What to produce: Extract each line of the data below exactly as written.

Supplied information:
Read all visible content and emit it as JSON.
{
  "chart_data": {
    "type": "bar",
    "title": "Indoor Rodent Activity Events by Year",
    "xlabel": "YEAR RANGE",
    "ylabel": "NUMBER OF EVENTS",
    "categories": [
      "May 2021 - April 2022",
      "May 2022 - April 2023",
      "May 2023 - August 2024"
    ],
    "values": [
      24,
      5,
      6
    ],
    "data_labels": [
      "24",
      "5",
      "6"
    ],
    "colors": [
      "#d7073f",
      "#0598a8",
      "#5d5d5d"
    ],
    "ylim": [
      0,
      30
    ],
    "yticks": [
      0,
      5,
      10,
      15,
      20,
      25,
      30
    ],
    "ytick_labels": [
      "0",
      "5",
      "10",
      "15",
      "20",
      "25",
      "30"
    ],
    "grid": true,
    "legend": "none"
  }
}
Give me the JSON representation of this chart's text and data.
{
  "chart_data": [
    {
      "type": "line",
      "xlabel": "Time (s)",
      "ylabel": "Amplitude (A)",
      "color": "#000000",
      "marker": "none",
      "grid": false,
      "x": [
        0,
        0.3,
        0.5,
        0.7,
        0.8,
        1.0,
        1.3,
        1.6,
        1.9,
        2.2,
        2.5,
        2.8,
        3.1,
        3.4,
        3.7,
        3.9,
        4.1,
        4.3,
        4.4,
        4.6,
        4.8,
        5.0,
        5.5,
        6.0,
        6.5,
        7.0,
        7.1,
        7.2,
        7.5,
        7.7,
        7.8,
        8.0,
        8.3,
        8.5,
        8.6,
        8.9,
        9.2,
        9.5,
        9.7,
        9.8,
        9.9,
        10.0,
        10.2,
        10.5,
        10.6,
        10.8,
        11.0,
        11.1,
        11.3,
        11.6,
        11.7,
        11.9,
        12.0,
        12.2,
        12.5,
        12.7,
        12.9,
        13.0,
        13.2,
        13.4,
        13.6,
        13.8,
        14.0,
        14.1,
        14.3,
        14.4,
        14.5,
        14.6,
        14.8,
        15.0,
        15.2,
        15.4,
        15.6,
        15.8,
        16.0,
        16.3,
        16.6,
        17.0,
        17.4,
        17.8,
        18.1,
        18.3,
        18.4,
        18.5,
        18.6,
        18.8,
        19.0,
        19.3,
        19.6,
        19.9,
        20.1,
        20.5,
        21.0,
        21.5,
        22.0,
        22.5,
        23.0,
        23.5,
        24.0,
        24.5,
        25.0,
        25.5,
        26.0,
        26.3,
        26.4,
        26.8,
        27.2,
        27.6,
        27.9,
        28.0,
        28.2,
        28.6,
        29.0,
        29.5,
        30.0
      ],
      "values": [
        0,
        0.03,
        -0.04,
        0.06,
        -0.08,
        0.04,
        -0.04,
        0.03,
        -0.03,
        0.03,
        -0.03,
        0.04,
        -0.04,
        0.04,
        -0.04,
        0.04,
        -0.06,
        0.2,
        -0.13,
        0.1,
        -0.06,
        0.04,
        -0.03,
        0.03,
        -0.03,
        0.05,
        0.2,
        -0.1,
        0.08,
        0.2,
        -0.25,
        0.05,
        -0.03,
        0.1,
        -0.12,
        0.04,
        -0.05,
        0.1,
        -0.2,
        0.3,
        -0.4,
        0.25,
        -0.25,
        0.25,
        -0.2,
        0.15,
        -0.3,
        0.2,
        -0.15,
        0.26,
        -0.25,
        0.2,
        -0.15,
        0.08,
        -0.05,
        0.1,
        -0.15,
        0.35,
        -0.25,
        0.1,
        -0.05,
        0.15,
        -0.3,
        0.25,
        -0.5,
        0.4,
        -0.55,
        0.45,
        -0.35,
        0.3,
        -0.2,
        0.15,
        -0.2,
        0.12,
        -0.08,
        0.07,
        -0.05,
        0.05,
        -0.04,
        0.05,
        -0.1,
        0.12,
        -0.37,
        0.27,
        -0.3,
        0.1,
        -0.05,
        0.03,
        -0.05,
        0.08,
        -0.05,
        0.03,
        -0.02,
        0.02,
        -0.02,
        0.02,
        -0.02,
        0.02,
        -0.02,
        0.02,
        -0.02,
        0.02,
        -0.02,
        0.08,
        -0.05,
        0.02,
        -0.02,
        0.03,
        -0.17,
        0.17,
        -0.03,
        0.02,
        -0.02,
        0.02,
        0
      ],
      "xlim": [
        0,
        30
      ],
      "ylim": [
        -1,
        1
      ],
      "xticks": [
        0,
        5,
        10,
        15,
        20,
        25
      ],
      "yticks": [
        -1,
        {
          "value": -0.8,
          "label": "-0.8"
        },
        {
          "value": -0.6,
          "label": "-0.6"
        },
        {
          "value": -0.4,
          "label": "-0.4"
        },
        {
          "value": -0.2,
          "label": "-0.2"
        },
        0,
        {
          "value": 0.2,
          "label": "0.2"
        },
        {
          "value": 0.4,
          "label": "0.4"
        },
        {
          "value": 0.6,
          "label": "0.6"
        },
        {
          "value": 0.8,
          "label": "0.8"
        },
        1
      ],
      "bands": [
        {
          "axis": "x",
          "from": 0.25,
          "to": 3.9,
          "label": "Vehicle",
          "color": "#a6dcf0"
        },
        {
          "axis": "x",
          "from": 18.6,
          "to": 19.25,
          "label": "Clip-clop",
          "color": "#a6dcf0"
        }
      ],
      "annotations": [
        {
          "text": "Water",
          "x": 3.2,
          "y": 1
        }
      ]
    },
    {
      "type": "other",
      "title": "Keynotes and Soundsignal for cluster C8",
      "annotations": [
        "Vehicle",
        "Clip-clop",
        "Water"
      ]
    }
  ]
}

The result:
Read all visible content and emit it as JSON.
{
  "chart_data": {
    "type": "bar",
    "title": "Indoor Rodent Activity Events by Year",
    "xlabel": "YEAR RANGE",
    "ylabel": "NUMBER OF EVENTS",
    "categories": [
      "May 2021 - April 2022",
      "May 2022 - April 2023",
      "May 2023 - August 2024"
    ],
    "values": [
      24,
      5,
      6
    ],
    "data_labels": [
      "24",
      "5",
      "6"
    ],
    "colors": [
      "#d7073f",
      "#0598a8",
      "#5d5d5d"
    ],
    "ylim": [
      0,
      30
    ],
    "yticks": [
      0,
      5,
      10,
      15,
      20,
      25,
      30
    ],
    "ytick_labels": [
      "0",
      "5",
      "10",
      "15",
      "20",
      "25",
      "30"
    ],
    "grid": true,
    "legend": "none"
  }
}
Give me the JSON representation of this chart's text and data.
{
  "chart_data": [
    {
      "type": "line",
      "xlabel": "Time (s)",
      "ylabel": "Amplitude (A)",
      "color": "#000000",
      "marker": "none",
      "grid": false,
      "x": [
        0,
        0.3,
        0.5,
        0.7,
        0.8,
        1.0,
        1.3,
        1.6,
        1.9,
        2.2,
        2.5,
        2.8,
        3.1,
        3.4,
        3.7,
        3.9,
        4.1,
        4.3,
        4.4,
        4.6,
        4.8,
        5.0,
        5.5,
        6.0,
        6.5,
        7.0,
        7.1,
        7.2,
        7.5,
        7.7,
        7.8,
        8.0,
        8.3,
        8.5,
        8.6,
        8.9,
        9.2,
        9.5,
        9.7,
        9.8,
        9.9,
        10.0,
        10.2,
        10.5,
        10.6,
        10.8,
        11.0,
        11.1,
        11.3,
        11.6,
        11.7,
        11.9,
        12.0,
        12.2,
        12.5,
        12.7,
        12.9,
        13.0,
        13.2,
        13.4,
        13.6,
        13.8,
        14.0,
        14.1,
        14.3,
        14.4,
        14.5,
        14.6,
        14.8,
        15.0,
        15.2,
        15.4,
        15.6,
        15.8,
        16.0,
        16.3,
        16.6,
        17.0,
        17.4,
        17.8,
        18.1,
        18.3,
        18.4,
        18.5,
        18.6,
        18.8,
        19.0,
        19.3,
        19.6,
        19.9,
        20.1,
        20.5,
        21.0,
        21.5,
        22.0,
        22.5,
        23.0,
        23.5,
        24.0,
        24.5,
        25.0,
        25.5,
        26.0,
        26.3,
        26.4,
        26.8,
        27.2,
        27.6,
        27.9,
        28.0,
        28.2,
        28.6,
        29.0,
        29.5,
        30.0
      ],
      "values": [
        0,
        0.03,
        -0.04,
        0.06,
        -0.08,
        0.04,
        -0.04,
        0.03,
        -0.03,
        0.03,
        -0.03,
        0.04,
        -0.04,
        0.04,
        -0.04,
        0.04,
        -0.06,
        0.2,
        -0.13,
        0.1,
        -0.06,
        0.04,
        -0.03,
        0.03,
        -0.03,
        0.05,
        0.2,
        -0.1,
        0.08,
        0.2,
        -0.25,
        0.05,
        -0.03,
        0.1,
        -0.12,
        0.04,
        -0.05,
        0.1,
        -0.2,
        0.3,
        -0.4,
        0.25,
        -0.25,
        0.25,
        -0.2,
        0.15,
        -0.3,
        0.2,
        -0.15,
        0.26,
        -0.25,
        0.2,
        -0.15,
        0.08,
        -0.05,
        0.1,
        -0.15,
        0.35,
        -0.25,
        0.1,
        -0.05,
        0.15,
        -0.3,
        0.25,
        -0.5,
        0.4,
        -0.55,
        0.45,
        -0.35,
        0.3,
        -0.2,
        0.15,
        -0.2,
        0.12,
        -0.08,
        0.07,
        -0.05,
        0.05,
        -0.04,
        0.05,
        -0.1,
        0.12,
        -0.37,
        0.27,
        -0.3,
        0.1,
        -0.05,
        0.03,
        -0.05,
        0.08,
        -0.05,
        0.03,
        -0.02,
        0.02,
        -0.02,
        0.02,
        -0.02,
        0.02,
        -0.02,
        0.02,
        -0.02,
        0.02,
        -0.02,
        0.08,
        -0.05,
        0.02,
        -0.02,
        0.03,
        -0.17,
        0.17,
        -0.03,
        0.02,
        -0.02,
        0.02,
        0
      ],
      "xlim": [
        0,
        30
      ],
      "ylim": [
        -1,
        1
      ],
      "xticks": [
        0,
        5,
        10,
        15,
        20,
        25
      ],
      "yticks": [
        -1,
        {
          "value": -0.8,
          "label": "-0.8"
        },
        {
          "value": -0.6,
          "label": "-0.6"
        },
        {
          "value": -0.4,
          "label": "-0.4"
        },
        {
          "value": -0.2,
          "label": "-0.2"
        },
        0,
        {
          "value": 0.2,
          "label": "0.2"
        },
        {
          "value": 0.4,
          "label": "0.4"
        },
        {
          "value": 0.6,
          "label": "0.6"
        },
        {
          "value": 0.8,
          "label": "0.8"
        },
        1
      ],
      "bands": [
        {
          "axis": "x",
          "from": 0.25,
          "to": 3.9,
          "label": "Vehicle",
          "color": "#a6dcf0"
        },
        {
          "axis": "x",
          "from": 18.6,
          "to": 19.25,
          "label": "Clip-clop",
          "color": "#a6dcf0"
        }
      ],
      "annotations": [
        {
          "text": "Water",
          "x": 3.2,
          "y": 1
        }
      ]
    },
    {
      "type": "other",
      "title": "Keynotes and Soundsignal for cluster C8",
      "annotations": [
        "Vehicle",
        "Clip-clop",
        "Water"
      ]
    }
  ]
}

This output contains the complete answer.